== AIM OF THE EXERCISE ==
Scan the listing that follows and report how many lines contain "place". Write the number alone.

[Collection entries]
§ §

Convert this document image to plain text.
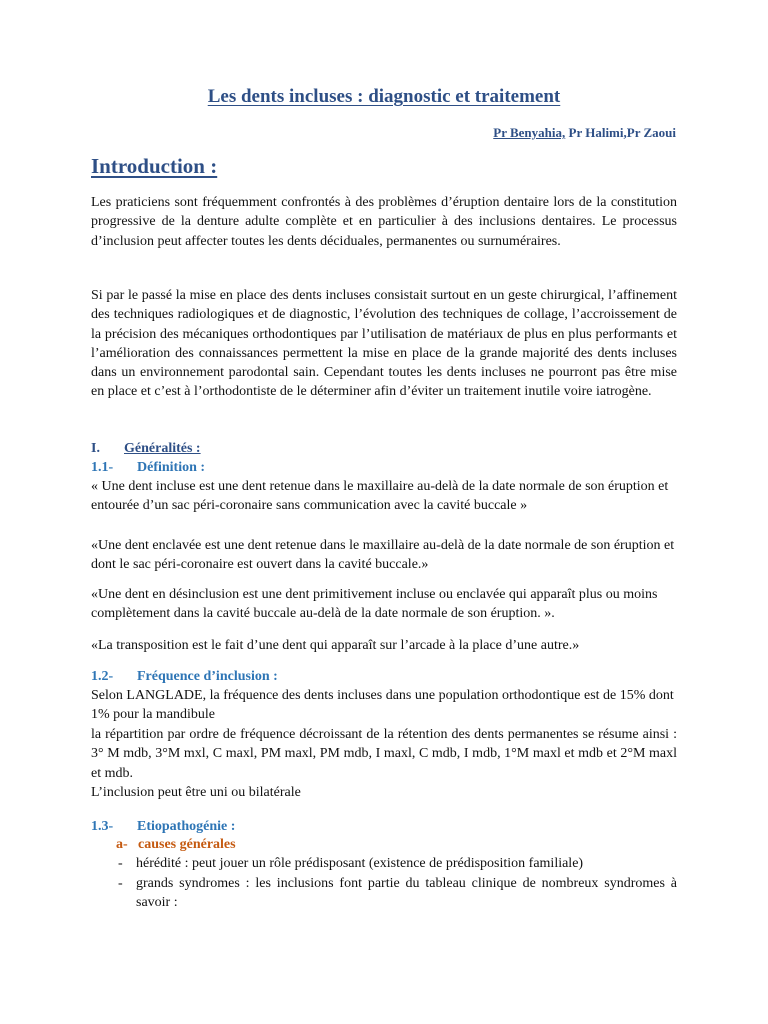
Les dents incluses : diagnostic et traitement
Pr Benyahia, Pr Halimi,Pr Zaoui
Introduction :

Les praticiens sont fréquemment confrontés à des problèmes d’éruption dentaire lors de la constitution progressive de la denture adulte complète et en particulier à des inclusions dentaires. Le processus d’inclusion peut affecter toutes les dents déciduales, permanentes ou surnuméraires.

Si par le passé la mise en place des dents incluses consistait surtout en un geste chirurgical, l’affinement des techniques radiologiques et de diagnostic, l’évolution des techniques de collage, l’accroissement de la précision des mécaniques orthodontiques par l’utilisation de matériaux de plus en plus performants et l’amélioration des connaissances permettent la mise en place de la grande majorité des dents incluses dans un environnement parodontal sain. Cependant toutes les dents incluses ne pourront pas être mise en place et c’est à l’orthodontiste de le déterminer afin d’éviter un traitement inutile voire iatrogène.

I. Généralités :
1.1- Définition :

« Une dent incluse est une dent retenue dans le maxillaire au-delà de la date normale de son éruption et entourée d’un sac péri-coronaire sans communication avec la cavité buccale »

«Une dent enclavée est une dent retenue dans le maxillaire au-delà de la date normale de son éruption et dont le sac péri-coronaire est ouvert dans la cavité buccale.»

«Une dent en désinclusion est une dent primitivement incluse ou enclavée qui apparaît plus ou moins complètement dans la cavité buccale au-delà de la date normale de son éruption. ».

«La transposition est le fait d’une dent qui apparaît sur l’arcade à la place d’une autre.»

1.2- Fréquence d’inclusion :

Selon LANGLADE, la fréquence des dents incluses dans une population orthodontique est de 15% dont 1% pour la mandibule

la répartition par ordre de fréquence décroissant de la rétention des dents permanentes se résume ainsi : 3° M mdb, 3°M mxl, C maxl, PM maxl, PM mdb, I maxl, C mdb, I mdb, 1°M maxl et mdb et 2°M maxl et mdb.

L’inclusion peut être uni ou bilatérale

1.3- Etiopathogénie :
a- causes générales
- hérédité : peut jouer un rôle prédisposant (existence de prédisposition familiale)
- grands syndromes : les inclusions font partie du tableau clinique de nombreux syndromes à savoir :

§ §

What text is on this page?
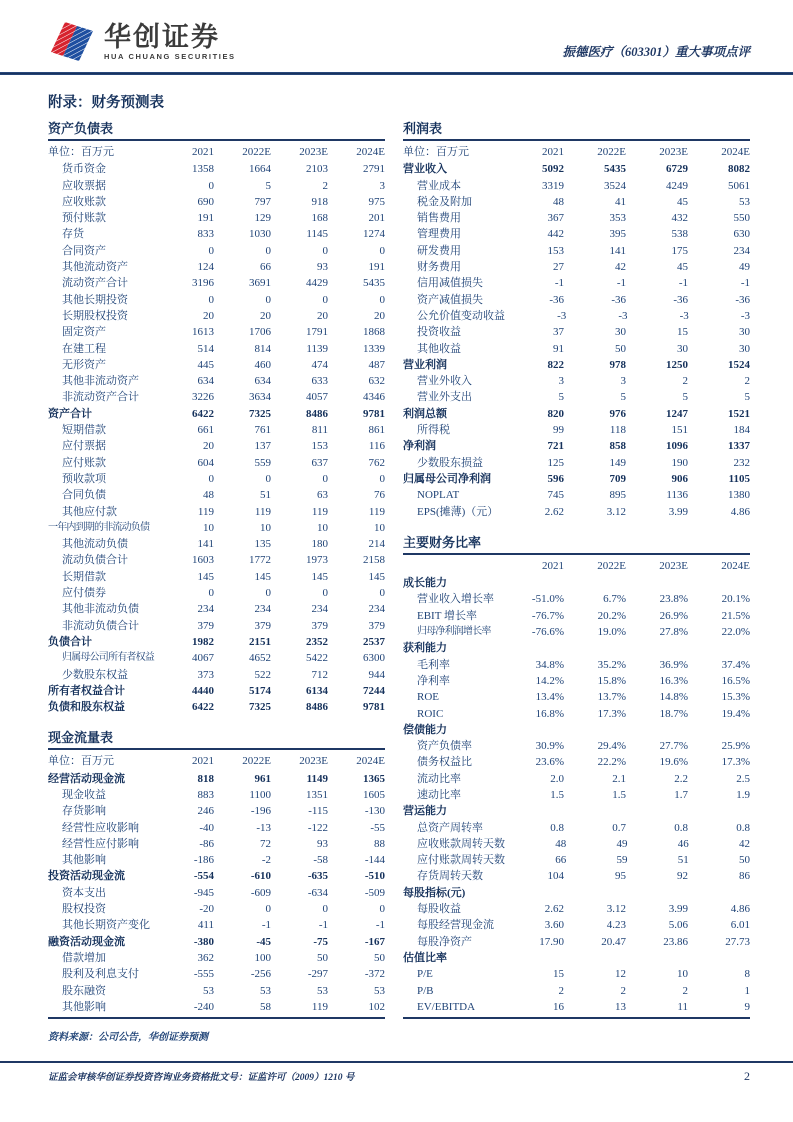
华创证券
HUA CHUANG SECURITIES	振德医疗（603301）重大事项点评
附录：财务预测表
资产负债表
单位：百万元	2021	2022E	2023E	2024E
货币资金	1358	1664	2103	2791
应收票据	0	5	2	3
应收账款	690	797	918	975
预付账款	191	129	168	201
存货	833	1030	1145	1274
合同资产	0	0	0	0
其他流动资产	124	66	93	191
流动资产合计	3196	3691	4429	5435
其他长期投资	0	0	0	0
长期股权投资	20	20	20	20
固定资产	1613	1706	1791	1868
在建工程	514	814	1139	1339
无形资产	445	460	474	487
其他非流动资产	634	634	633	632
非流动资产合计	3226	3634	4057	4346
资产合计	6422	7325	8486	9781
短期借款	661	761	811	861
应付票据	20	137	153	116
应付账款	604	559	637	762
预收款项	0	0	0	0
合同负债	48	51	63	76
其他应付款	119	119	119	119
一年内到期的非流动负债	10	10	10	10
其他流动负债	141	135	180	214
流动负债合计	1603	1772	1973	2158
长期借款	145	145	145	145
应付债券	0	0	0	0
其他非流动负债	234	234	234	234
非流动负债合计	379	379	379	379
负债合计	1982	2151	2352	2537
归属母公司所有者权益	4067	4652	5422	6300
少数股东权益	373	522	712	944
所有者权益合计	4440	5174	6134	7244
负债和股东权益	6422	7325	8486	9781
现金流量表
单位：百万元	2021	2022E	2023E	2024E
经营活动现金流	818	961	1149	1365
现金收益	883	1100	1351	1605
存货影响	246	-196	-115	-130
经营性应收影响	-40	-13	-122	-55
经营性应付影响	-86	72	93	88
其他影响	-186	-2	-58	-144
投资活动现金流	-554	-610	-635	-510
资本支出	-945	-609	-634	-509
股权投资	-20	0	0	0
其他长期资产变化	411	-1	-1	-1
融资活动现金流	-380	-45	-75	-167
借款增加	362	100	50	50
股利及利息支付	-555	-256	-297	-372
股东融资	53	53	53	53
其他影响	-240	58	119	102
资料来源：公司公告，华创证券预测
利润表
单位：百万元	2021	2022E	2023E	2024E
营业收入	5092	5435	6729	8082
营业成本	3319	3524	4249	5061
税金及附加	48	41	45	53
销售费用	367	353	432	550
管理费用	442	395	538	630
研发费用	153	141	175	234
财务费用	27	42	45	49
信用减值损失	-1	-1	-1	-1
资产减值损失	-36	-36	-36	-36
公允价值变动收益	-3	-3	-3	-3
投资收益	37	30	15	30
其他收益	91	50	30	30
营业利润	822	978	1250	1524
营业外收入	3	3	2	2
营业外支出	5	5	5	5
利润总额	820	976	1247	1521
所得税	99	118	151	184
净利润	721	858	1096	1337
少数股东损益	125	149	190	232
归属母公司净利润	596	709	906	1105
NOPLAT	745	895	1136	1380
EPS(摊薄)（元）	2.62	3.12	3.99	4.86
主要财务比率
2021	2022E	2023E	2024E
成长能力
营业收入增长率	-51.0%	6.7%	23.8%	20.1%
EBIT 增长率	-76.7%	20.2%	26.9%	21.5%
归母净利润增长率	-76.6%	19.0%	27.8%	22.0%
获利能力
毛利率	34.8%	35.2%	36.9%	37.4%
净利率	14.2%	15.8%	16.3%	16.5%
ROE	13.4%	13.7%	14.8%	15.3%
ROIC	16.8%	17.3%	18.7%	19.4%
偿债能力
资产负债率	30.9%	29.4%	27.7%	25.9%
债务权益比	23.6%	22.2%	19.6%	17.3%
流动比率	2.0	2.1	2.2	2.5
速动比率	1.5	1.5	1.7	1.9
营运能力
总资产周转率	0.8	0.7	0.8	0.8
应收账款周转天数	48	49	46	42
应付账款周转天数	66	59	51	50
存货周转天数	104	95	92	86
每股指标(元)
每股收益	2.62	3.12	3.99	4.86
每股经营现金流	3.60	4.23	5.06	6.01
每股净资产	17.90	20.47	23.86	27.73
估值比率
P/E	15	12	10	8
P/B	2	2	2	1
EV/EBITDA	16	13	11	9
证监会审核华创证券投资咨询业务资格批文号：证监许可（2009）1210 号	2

§ §

== SOLUTION FOR THIS TASK ==
2